**Supplied information**
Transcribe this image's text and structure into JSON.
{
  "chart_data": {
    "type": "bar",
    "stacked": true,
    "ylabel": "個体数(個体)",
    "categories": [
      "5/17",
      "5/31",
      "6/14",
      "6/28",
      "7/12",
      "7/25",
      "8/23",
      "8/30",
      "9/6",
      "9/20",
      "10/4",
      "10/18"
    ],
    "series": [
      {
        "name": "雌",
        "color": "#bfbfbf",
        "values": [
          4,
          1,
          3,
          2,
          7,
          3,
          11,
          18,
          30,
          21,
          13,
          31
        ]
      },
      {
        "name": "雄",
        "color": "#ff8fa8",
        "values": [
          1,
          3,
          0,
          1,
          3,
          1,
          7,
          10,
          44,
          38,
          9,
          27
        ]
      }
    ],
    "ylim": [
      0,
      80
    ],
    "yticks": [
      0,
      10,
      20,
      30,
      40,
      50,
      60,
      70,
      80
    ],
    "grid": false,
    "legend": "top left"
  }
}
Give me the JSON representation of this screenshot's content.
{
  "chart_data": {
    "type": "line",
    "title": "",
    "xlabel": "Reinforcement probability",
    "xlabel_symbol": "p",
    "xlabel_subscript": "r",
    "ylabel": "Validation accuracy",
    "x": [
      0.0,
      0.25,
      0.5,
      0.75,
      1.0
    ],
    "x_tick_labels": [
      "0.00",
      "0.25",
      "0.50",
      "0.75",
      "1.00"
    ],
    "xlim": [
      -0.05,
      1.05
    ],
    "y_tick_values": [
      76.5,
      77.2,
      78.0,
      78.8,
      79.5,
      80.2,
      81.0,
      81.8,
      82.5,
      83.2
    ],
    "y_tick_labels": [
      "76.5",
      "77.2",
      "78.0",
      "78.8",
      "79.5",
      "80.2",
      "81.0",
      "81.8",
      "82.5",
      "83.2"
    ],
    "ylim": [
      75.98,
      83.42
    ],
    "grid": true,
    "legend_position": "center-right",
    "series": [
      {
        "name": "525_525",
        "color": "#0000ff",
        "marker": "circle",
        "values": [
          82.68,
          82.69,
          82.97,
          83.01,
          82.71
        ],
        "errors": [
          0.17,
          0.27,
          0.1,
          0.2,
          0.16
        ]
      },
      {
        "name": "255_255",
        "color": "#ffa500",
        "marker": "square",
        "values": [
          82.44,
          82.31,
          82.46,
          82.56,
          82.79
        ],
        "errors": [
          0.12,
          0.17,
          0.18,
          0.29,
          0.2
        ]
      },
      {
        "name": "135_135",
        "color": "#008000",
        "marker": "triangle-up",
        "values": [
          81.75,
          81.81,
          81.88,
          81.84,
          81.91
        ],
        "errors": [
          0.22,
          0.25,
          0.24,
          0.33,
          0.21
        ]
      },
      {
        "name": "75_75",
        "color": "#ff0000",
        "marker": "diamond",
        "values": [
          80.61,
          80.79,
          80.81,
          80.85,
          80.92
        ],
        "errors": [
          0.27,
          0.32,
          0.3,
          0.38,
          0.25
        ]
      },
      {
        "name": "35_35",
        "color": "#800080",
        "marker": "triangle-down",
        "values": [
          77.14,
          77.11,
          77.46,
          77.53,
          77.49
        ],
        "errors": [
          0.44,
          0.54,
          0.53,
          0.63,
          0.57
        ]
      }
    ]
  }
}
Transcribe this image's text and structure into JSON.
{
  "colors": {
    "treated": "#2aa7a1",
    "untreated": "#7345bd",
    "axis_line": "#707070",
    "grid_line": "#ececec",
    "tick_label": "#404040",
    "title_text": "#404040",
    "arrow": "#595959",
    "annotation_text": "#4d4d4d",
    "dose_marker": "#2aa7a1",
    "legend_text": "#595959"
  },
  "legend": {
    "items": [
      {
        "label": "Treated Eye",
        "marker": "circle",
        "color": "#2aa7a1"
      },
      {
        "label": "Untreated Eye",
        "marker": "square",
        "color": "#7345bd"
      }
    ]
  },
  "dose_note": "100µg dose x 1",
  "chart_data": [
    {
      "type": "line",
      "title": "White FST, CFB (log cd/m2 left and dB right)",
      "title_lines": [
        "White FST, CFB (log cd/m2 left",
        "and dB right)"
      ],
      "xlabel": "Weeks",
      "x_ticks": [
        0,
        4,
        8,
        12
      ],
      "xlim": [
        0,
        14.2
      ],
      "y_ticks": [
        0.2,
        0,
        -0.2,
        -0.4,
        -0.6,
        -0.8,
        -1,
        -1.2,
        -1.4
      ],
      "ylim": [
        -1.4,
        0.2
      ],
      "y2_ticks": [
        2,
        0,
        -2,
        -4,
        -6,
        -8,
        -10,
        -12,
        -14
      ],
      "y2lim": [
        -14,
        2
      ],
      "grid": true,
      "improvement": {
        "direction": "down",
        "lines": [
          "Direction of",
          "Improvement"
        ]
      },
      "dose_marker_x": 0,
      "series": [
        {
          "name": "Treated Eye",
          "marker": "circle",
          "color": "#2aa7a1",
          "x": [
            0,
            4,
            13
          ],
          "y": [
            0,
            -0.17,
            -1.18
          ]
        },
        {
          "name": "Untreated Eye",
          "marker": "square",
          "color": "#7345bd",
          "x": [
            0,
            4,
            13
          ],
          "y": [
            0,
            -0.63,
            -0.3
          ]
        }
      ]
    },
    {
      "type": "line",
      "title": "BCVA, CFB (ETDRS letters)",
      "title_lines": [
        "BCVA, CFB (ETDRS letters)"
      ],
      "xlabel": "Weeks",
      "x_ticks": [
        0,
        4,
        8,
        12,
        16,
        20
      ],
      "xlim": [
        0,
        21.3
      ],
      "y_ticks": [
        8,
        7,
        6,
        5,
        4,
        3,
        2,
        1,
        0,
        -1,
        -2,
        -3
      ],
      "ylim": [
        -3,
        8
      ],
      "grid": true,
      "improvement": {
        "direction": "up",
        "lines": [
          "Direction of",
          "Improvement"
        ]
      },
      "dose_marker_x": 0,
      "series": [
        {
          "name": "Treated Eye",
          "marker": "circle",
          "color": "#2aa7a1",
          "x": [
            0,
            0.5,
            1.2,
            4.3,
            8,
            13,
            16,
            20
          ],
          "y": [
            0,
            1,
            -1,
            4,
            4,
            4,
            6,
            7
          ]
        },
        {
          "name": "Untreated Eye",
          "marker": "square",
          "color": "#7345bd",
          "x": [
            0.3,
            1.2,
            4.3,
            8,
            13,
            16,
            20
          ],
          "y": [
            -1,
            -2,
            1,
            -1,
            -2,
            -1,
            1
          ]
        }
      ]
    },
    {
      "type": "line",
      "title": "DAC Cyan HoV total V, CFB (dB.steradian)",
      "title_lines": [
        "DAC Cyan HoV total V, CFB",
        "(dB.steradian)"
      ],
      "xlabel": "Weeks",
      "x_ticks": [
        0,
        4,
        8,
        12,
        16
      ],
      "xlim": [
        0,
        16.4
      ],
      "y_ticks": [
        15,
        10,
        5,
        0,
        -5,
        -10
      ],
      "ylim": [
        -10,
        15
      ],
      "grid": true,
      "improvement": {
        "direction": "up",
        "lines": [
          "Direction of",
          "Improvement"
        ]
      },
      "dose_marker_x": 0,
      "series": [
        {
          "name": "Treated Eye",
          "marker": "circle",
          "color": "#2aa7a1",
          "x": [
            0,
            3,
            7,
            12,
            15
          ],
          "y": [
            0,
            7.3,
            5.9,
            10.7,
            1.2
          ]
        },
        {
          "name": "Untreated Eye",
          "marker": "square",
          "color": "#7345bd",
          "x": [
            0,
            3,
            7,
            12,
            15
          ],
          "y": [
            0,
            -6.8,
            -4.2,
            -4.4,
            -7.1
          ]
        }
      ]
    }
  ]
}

**Brief**
Extract each line of the material exactly as it stands.

**Output below**
Transcribe this image's text and structure into JSON.
{
  "chart_data": {
    "type": "bar",
    "stacked": true,
    "ylabel": "個体数(個体)",
    "categories": [
      "5/17",
      "5/31",
      "6/14",
      "6/28",
      "7/12",
      "7/25",
      "8/23",
      "8/30",
      "9/6",
      "9/20",
      "10/4",
      "10/18"
    ],
    "series": [
      {
        "name": "雌",
        "color": "#bfbfbf",
        "values": [
          4,
          1,
          3,
          2,
          7,
          3,
          11,
          18,
          30,
          21,
          13,
          31
        ]
      },
      {
        "name": "雄",
        "color": "#ff8fa8",
        "values": [
          1,
          3,
          0,
          1,
          3,
          1,
          7,
          10,
          44,
          38,
          9,
          27
        ]
      }
    ],
    "ylim": [
      0,
      80
    ],
    "yticks": [
      0,
      10,
      20,
      30,
      40,
      50,
      60,
      70,
      80
    ],
    "grid": false,
    "legend": "top left"
  }
}
Give me the JSON representation of this screenshot's content.
{
  "chart_data": {
    "type": "line",
    "title": "",
    "xlabel": "Reinforcement probability",
    "xlabel_symbol": "p",
    "xlabel_subscript": "r",
    "ylabel": "Validation accuracy",
    "x": [
      0.0,
      0.25,
      0.5,
      0.75,
      1.0
    ],
    "x_tick_labels": [
      "0.00",
      "0.25",
      "0.50",
      "0.75",
      "1.00"
    ],
    "xlim": [
      -0.05,
      1.05
    ],
    "y_tick_values": [
      76.5,
      77.2,
      78.0,
      78.8,
      79.5,
      80.2,
      81.0,
      81.8,
      82.5,
      83.2
    ],
    "y_tick_labels": [
      "76.5",
      "77.2",
      "78.0",
      "78.8",
      "79.5",
      "80.2",
      "81.0",
      "81.8",
      "82.5",
      "83.2"
    ],
    "ylim": [
      75.98,
      83.42
    ],
    "grid": true,
    "legend_position": "center-right",
    "series": [
      {
        "name": "525_525",
        "color": "#0000ff",
        "marker": "circle",
        "values": [
          82.68,
          82.69,
          82.97,
          83.01,
          82.71
        ],
        "errors": [
          0.17,
          0.27,
          0.1,
          0.2,
          0.16
        ]
      },
      {
        "name": "255_255",
        "color": "#ffa500",
        "marker": "square",
        "values": [
          82.44,
          82.31,
          82.46,
          82.56,
          82.79
        ],
        "errors": [
          0.12,
          0.17,
          0.18,
          0.29,
          0.2
        ]
      },
      {
        "name": "135_135",
        "color": "#008000",
        "marker": "triangle-up",
        "values": [
          81.75,
          81.81,
          81.88,
          81.84,
          81.91
        ],
        "errors": [
          0.22,
          0.25,
          0.24,
          0.33,
          0.21
        ]
      },
      {
        "name": "75_75",
        "color": "#ff0000",
        "marker": "diamond",
        "values": [
          80.61,
          80.79,
          80.81,
          80.85,
          80.92
        ],
        "errors": [
          0.27,
          0.32,
          0.3,
          0.38,
          0.25
        ]
      },
      {
        "name": "35_35",
        "color": "#800080",
        "marker": "triangle-down",
        "values": [
          77.14,
          77.11,
          77.46,
          77.53,
          77.49
        ],
        "errors": [
          0.44,
          0.54,
          0.53,
          0.63,
          0.57
        ]
      }
    ]
  }
}
Transcribe this image's text and structure into JSON.
{
  "colors": {
    "treated": "#2aa7a1",
    "untreated": "#7345bd",
    "axis_line": "#707070",
    "grid_line": "#ececec",
    "tick_label": "#404040",
    "title_text": "#404040",
    "arrow": "#595959",
    "annotation_text": "#4d4d4d",
    "dose_marker": "#2aa7a1",
    "legend_text": "#595959"
  },
  "legend": {
    "items": [
      {
        "label": "Treated Eye",
        "marker": "circle",
        "color": "#2aa7a1"
      },
      {
        "label": "Untreated Eye",
        "marker": "square",
        "color": "#7345bd"
      }
    ]
  },
  "dose_note": "100µg dose x 1",
  "chart_data": [
    {
      "type": "line",
      "title": "White FST, CFB (log cd/m2 left and dB right)",
      "title_lines": [
        "White FST, CFB (log cd/m2 left",
        "and dB right)"
      ],
      "xlabel": "Weeks",
      "x_ticks": [
        0,
        4,
        8,
        12
      ],
      "xlim": [
        0,
        14.2
      ],
      "y_ticks": [
        0.2,
        0,
        -0.2,
        -0.4,
        -0.6,
        -0.8,
        -1,
        -1.2,
        -1.4
      ],
      "ylim": [
        -1.4,
        0.2
      ],
      "y2_ticks": [
        2,
        0,
        -2,
        -4,
        -6,
        -8,
        -10,
        -12,
        -14
      ],
      "y2lim": [
        -14,
        2
      ],
      "grid": true,
      "improvement": {
        "direction": "down",
        "lines": [
          "Direction of",
          "Improvement"
        ]
      },
      "dose_marker_x": 0,
      "series": [
        {
          "name": "Treated Eye",
          "marker": "circle",
          "color": "#2aa7a1",
          "x": [
            0,
            4,
            13
          ],
          "y": [
            0,
            -0.17,
            -1.18
          ]
        },
        {
          "name": "Untreated Eye",
          "marker": "square",
          "color": "#7345bd",
          "x": [
            0,
            4,
            13
          ],
          "y": [
            0,
            -0.63,
            -0.3
          ]
        }
      ]
    },
    {
      "type": "line",
      "title": "BCVA, CFB (ETDRS letters)",
      "title_lines": [
        "BCVA, CFB (ETDRS letters)"
      ],
      "xlabel": "Weeks",
      "x_ticks": [
        0,
        4,
        8,
        12,
        16,
        20
      ],
      "xlim": [
        0,
        21.3
      ],
      "y_ticks": [
        8,
        7,
        6,
        5,
        4,
        3,
        2,
        1,
        0,
        -1,
        -2,
        -3
      ],
      "ylim": [
        -3,
        8
      ],
      "grid": true,
      "improvement": {
        "direction": "up",
        "lines": [
          "Direction of",
          "Improvement"
        ]
      },
      "dose_marker_x": 0,
      "series": [
        {
          "name": "Treated Eye",
          "marker": "circle",
          "color": "#2aa7a1",
          "x": [
            0,
            0.5,
            1.2,
            4.3,
            8,
            13,
            16,
            20
          ],
          "y": [
            0,
            1,
            -1,
            4,
            4,
            4,
            6,
            7
          ]
        },
        {
          "name": "Untreated Eye",
          "marker": "square",
          "color": "#7345bd",
          "x": [
            0.3,
            1.2,
            4.3,
            8,
            13,
            16,
            20
          ],
          "y": [
            -1,
            -2,
            1,
            -1,
            -2,
            -1,
            1
          ]
        }
      ]
    },
    {
      "type": "line",
      "title": "DAC Cyan HoV total V, CFB (dB.steradian)",
      "title_lines": [
        "DAC Cyan HoV total V, CFB",
        "(dB.steradian)"
      ],
      "xlabel": "Weeks",
      "x_ticks": [
        0,
        4,
        8,
        12,
        16
      ],
      "xlim": [
        0,
        16.4
      ],
      "y_ticks": [
        15,
        10,
        5,
        0,
        -5,
        -10
      ],
      "ylim": [
        -10,
        15
      ],
      "grid": true,
      "improvement": {
        "direction": "up",
        "lines": [
          "Direction of",
          "Improvement"
        ]
      },
      "dose_marker_x": 0,
      "series": [
        {
          "name": "Treated Eye",
          "marker": "circle",
          "color": "#2aa7a1",
          "x": [
            0,
            3,
            7,
            12,
            15
          ],
          "y": [
            0,
            7.3,
            5.9,
            10.7,
            1.2
          ]
        },
        {
          "name": "Untreated Eye",
          "marker": "square",
          "color": "#7345bd",
          "x": [
            0,
            3,
            7,
            12,
            15
          ],
          "y": [
            0,
            -6.8,
            -4.2,
            -4.4,
            -7.1
          ]
        }
      ]
    }
  ]
}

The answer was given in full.